_Direction_
Show every line below where "LTright" can be found.

Excerpts from a figure dataset
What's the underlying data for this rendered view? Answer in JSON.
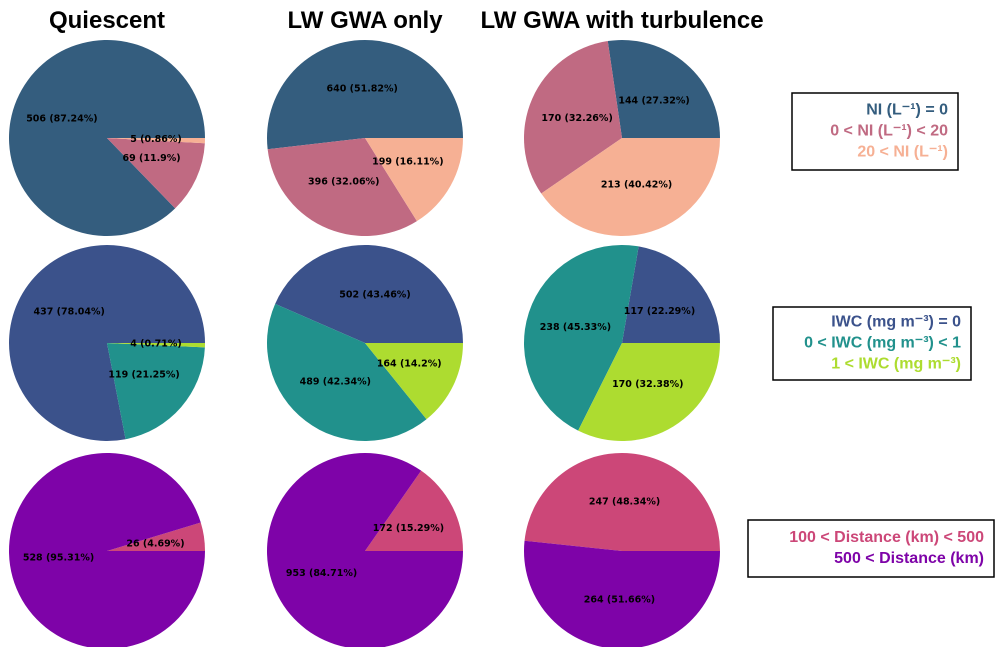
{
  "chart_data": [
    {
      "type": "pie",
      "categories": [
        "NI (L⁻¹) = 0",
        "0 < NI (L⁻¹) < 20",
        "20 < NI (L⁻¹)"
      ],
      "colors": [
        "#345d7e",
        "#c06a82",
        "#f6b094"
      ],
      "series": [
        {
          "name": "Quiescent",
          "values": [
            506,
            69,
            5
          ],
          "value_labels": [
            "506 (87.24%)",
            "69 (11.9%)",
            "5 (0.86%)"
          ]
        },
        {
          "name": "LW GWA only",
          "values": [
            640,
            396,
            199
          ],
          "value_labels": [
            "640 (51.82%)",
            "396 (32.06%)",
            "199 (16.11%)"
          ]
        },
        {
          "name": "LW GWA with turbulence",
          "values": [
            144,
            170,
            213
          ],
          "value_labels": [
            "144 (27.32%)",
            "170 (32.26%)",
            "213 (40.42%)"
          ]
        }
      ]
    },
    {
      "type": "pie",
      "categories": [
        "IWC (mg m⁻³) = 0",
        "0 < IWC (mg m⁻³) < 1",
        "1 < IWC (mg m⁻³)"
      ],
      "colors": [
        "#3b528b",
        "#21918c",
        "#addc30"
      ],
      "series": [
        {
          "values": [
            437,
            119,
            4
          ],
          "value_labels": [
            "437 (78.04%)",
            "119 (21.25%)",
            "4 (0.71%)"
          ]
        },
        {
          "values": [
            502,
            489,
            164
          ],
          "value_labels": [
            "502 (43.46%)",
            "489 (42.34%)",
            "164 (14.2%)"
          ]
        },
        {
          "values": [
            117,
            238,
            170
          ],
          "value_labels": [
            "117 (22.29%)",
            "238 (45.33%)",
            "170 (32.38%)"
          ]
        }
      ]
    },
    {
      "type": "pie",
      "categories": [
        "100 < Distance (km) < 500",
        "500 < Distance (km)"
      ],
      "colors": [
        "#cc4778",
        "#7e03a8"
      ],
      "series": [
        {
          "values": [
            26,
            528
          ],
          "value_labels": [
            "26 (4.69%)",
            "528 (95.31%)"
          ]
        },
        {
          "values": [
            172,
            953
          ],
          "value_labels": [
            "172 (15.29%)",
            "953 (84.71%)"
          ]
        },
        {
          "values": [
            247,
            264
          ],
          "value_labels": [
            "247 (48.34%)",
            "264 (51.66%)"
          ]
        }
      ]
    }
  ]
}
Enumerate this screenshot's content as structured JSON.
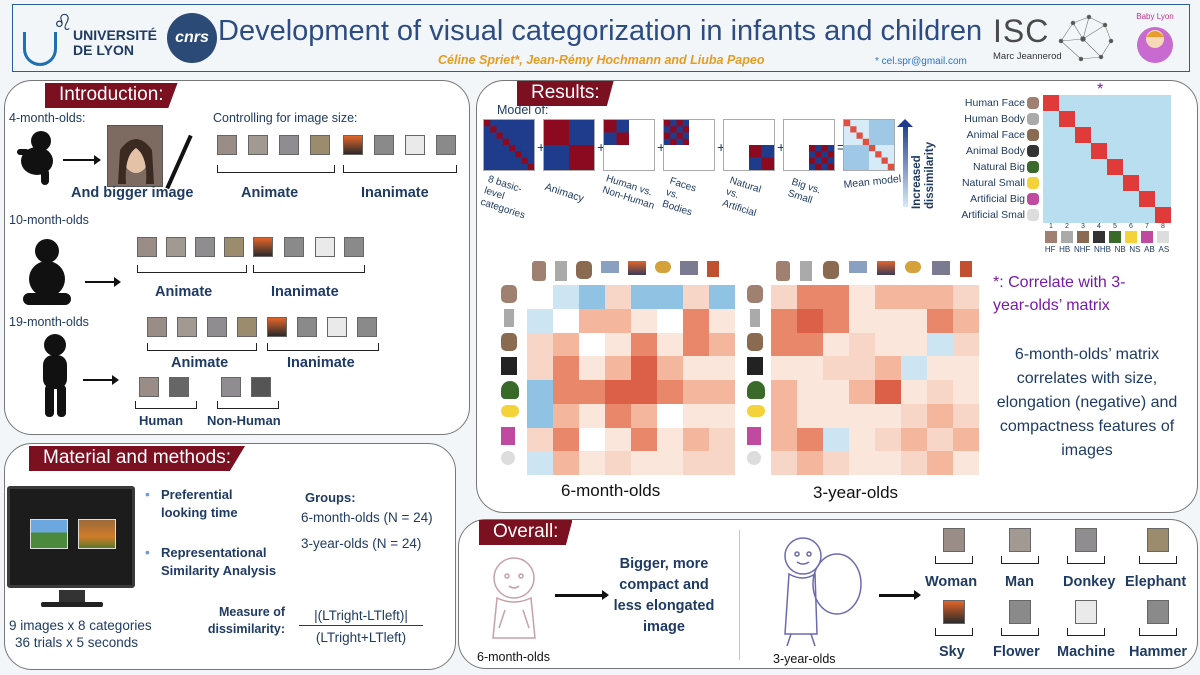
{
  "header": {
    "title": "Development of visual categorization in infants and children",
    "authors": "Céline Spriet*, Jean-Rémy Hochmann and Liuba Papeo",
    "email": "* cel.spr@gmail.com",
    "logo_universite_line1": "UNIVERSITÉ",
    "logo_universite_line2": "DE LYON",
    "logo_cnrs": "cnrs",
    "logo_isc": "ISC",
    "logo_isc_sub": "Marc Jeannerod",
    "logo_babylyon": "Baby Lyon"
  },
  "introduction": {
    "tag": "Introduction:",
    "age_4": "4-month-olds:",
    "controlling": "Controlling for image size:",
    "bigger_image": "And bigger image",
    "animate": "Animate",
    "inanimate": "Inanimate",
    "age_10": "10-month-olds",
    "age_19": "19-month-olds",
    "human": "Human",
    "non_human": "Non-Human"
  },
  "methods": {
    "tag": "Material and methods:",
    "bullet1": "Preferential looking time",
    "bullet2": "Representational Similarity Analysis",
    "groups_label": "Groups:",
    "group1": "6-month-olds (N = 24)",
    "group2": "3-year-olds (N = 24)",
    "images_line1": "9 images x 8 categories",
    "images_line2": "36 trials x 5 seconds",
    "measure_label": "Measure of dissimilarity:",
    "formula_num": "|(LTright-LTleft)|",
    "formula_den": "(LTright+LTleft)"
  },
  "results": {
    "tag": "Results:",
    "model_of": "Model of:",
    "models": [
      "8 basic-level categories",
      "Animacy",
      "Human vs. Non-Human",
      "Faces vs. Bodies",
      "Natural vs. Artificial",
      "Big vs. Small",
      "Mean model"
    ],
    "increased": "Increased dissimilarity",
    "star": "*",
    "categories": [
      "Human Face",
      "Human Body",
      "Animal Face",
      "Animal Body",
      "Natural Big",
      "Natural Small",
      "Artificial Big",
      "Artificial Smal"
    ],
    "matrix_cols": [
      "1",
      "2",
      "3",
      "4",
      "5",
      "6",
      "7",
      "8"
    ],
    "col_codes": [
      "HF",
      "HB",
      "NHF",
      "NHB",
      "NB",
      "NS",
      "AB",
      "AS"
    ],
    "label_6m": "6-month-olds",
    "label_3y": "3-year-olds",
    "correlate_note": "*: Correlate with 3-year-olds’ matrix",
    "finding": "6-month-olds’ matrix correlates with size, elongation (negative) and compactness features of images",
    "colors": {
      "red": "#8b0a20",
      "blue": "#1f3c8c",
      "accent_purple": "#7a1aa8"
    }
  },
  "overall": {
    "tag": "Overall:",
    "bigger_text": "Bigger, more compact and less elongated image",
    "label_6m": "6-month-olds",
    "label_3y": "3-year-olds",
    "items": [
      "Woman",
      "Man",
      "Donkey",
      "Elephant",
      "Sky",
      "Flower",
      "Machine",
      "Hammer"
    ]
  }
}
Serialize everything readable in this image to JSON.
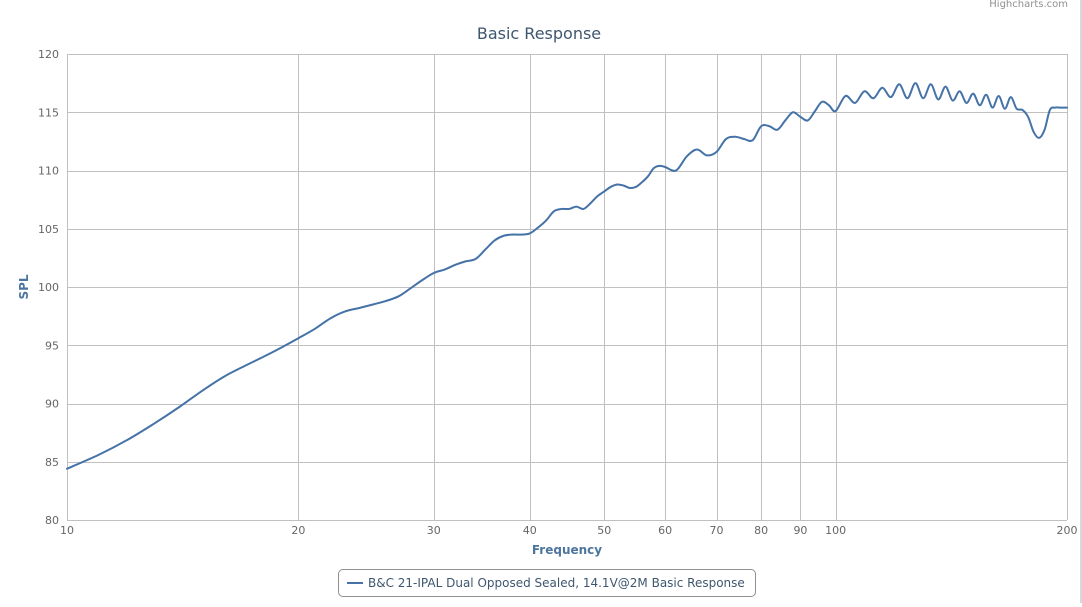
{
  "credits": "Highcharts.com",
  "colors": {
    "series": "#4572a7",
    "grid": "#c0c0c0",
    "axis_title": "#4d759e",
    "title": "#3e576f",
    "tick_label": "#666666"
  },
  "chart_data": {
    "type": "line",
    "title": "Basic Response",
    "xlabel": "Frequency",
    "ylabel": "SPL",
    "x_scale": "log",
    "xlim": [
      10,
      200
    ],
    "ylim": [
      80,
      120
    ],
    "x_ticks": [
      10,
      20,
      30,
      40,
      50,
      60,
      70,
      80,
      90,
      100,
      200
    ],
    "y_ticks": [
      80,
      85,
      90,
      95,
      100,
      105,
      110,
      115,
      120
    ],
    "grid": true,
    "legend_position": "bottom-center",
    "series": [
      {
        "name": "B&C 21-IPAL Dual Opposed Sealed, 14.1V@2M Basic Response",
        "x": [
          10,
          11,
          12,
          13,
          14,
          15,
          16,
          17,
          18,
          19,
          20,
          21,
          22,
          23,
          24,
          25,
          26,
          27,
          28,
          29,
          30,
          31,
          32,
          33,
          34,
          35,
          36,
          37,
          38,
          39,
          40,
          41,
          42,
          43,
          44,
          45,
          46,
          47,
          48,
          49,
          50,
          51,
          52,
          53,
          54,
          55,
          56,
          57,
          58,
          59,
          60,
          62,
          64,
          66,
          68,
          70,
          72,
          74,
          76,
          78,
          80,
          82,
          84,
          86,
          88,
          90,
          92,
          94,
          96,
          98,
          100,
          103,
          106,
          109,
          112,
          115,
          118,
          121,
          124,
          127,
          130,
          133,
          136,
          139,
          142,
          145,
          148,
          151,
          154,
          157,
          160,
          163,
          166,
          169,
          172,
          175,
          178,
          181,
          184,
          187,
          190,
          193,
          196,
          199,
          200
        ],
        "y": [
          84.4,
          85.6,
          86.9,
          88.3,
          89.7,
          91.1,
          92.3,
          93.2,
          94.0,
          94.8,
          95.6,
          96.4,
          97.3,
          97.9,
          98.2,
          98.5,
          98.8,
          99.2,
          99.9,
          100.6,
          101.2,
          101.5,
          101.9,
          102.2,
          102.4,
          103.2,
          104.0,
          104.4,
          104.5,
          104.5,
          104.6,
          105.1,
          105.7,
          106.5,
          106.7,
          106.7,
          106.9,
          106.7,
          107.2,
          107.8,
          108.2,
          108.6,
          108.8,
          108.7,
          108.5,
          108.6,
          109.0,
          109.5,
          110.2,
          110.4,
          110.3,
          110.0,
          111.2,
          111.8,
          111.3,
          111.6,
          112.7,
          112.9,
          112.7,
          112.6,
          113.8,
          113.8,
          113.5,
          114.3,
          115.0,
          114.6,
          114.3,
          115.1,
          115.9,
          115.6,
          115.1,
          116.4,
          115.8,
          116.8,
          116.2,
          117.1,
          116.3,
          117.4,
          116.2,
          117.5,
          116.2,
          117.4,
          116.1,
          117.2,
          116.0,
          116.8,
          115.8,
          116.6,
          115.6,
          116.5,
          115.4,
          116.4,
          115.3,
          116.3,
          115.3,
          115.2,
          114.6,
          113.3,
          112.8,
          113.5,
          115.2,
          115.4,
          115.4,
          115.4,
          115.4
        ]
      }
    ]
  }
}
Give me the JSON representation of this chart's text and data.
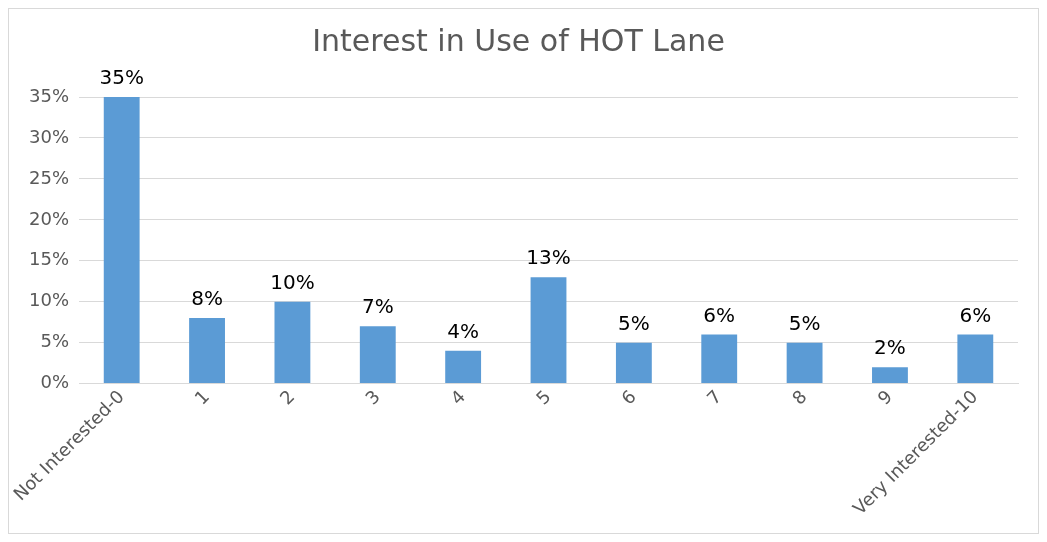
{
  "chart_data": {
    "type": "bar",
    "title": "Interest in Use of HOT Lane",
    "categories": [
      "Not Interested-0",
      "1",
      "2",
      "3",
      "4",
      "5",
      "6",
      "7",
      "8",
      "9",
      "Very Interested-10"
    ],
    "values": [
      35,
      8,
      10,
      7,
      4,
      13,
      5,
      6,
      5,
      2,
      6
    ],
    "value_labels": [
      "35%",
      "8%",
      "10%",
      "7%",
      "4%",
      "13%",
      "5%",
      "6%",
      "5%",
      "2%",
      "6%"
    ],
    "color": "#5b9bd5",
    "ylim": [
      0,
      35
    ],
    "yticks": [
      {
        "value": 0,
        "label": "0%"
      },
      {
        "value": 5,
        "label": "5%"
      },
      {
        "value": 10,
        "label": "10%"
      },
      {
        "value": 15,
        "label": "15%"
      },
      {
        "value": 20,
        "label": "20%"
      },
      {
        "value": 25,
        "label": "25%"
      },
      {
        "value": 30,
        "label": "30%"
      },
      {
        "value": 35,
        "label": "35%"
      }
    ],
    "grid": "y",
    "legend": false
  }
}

_Answer for the task_
    "formula_num": "|(LTright-LTleft)|",
    "formula_den": "(LTright+LTleft)"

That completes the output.